Write the records out again, keeping each line exactly as it is.

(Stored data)
============
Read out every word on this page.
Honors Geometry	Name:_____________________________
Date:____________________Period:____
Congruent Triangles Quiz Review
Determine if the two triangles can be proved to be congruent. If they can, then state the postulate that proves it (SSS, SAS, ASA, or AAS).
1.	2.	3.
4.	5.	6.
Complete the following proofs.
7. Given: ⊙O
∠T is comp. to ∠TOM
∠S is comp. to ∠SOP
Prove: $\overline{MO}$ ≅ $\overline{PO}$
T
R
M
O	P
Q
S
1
============
> _EXERCISE RESULT_
Read out every word on this page.
Honors Geometry	Name:_____________________________
Date:____________________Period:____
Congruent Triangles Quiz Review
Determine if the two triangles can be proved to be congruent. If they can, then state the postulate that proves it (SSS, SAS, ASA, or AAS).
1.	2.	3.
4.	5.	6.
Complete the following proofs.
7. Given: ⊙O
∠T is comp. to ∠TOM
∠S is comp. to ∠SOP
Prove: $\overline{MO}$ ≅ $\overline{PO}$
T
R
M
O	P
Q
S
1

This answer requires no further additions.